### DATA SUPPLIED
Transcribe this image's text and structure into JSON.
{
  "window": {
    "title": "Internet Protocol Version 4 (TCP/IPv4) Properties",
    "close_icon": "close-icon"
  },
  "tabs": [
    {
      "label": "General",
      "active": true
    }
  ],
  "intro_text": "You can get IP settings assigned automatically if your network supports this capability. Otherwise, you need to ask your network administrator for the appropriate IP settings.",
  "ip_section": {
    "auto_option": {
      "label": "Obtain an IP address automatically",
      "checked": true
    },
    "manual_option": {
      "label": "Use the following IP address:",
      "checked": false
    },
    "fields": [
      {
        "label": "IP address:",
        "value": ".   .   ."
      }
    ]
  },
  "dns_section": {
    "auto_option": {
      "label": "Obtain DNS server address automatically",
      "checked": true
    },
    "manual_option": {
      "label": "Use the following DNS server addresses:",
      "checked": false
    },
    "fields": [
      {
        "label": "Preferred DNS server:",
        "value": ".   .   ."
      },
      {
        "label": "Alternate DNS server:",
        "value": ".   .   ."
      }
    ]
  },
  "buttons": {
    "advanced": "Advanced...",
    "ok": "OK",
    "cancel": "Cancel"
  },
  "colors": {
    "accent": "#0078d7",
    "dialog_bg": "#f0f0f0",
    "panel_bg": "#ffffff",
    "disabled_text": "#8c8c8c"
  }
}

### REQUIREMENTS
Where a line in the entries holds "label", copy that line.

### REPLY TO THE TASK
      "label": "General",
      "label": "Obtain an IP address automatically",
      "label": "Use the following IP address:",
        "label": "IP address:",
      "label": "Obtain DNS server address automatically",
      "label": "Use the following DNS server addresses:",
        "label": "Preferred DNS server:",
        "label": "Alternate DNS server:",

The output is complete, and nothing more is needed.